■ Exercise requirements:
Read the lines that follow and pick out every one containing the word "Phase".
--------------------------------
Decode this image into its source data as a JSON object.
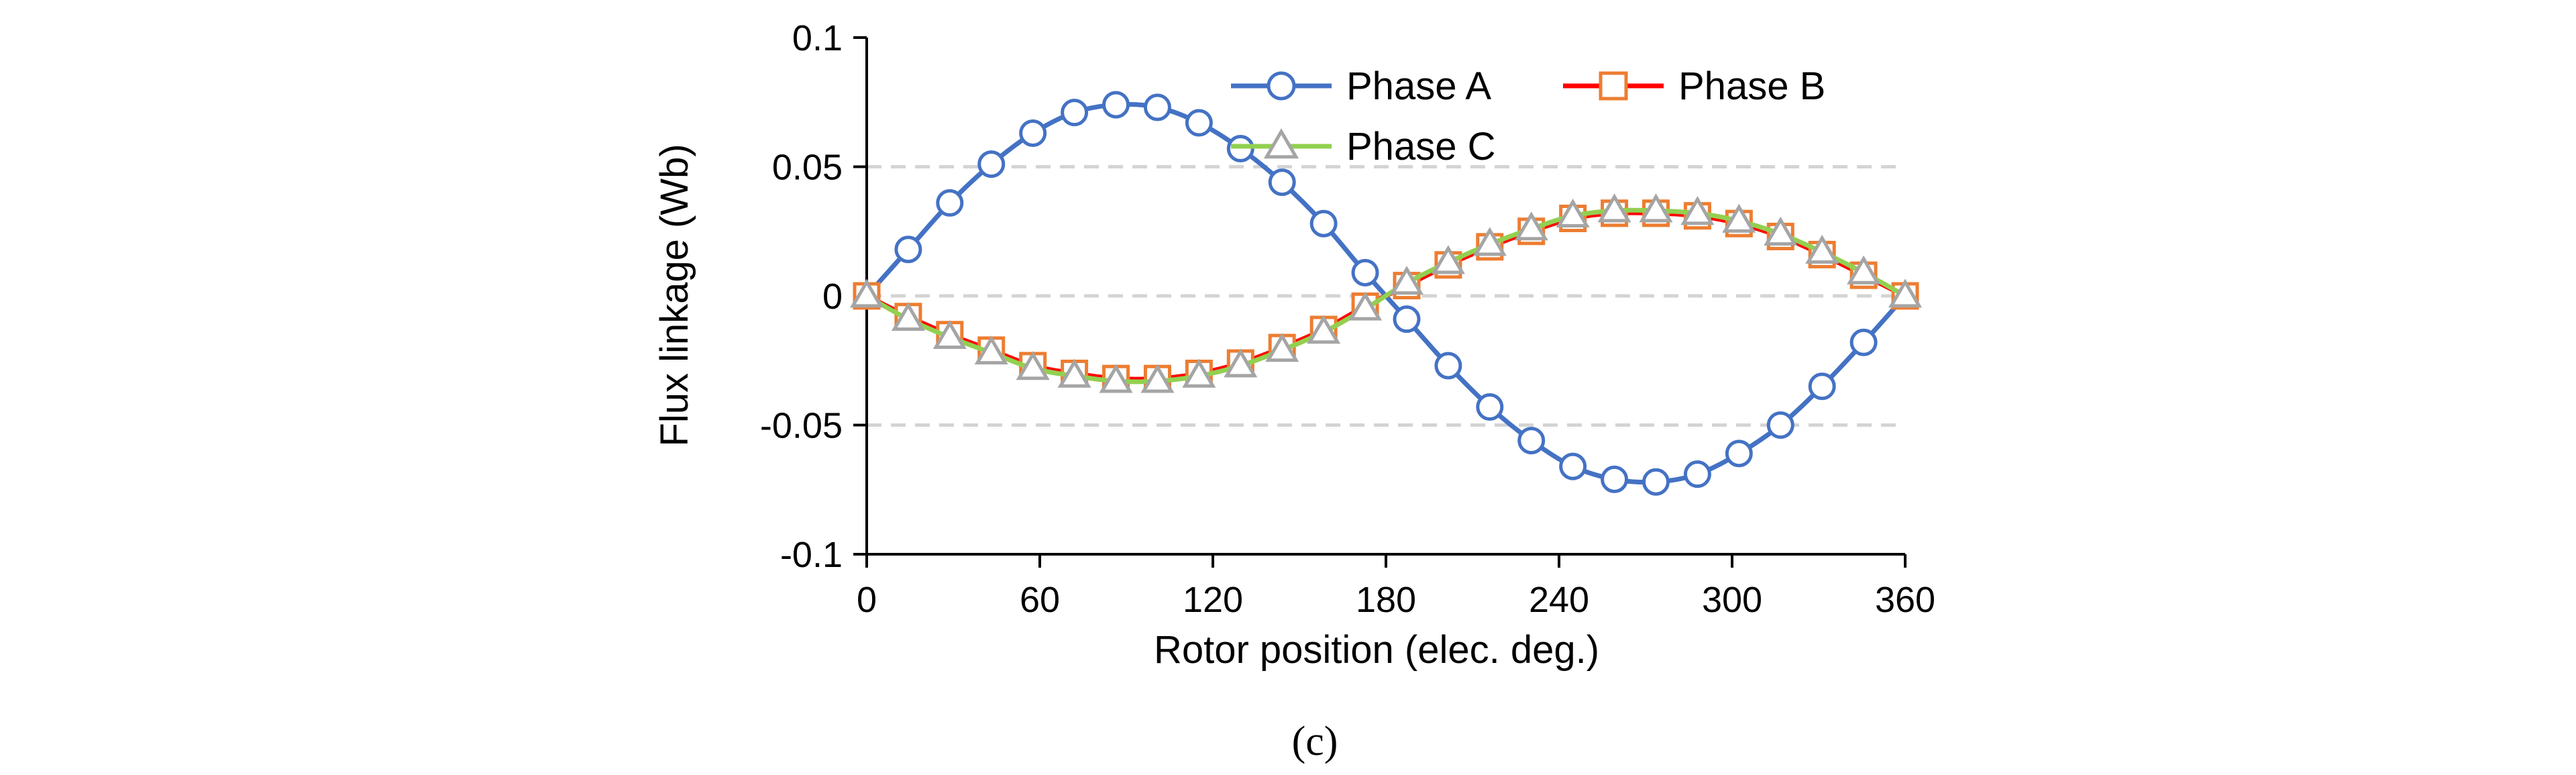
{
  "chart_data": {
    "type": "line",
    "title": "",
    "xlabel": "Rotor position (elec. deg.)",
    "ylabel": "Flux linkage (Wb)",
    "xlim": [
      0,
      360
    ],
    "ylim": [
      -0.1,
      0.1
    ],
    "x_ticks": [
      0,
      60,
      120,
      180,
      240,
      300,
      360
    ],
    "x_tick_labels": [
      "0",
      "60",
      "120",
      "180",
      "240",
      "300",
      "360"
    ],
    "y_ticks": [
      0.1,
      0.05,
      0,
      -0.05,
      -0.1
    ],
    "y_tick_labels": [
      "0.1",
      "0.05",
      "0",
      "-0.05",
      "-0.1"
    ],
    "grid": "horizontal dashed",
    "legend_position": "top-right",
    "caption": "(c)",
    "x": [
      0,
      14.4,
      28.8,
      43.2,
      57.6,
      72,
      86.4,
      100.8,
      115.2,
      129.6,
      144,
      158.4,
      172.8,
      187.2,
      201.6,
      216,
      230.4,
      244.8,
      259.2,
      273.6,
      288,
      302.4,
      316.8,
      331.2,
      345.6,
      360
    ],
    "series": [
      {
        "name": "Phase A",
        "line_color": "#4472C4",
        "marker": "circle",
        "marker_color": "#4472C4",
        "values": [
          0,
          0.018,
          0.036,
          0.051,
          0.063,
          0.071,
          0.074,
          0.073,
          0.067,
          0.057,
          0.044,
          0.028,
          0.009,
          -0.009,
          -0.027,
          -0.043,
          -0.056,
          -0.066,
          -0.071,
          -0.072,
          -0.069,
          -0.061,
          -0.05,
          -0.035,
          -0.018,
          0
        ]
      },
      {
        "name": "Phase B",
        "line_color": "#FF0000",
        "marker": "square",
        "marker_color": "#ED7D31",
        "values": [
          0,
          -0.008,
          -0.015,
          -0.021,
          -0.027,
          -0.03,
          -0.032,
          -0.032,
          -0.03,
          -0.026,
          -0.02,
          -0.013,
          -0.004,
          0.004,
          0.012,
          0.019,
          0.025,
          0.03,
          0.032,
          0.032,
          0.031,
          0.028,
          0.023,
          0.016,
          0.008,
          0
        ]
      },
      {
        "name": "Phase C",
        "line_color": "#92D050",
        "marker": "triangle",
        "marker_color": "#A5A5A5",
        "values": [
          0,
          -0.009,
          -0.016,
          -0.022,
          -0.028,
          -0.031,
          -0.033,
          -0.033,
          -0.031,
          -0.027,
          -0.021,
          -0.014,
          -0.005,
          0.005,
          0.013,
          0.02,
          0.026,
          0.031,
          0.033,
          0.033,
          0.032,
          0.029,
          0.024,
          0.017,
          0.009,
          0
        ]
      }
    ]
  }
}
--------------------------------
■ Result:
        "name": "Phase A",
        "name": "Phase B",
        "name": "Phase C",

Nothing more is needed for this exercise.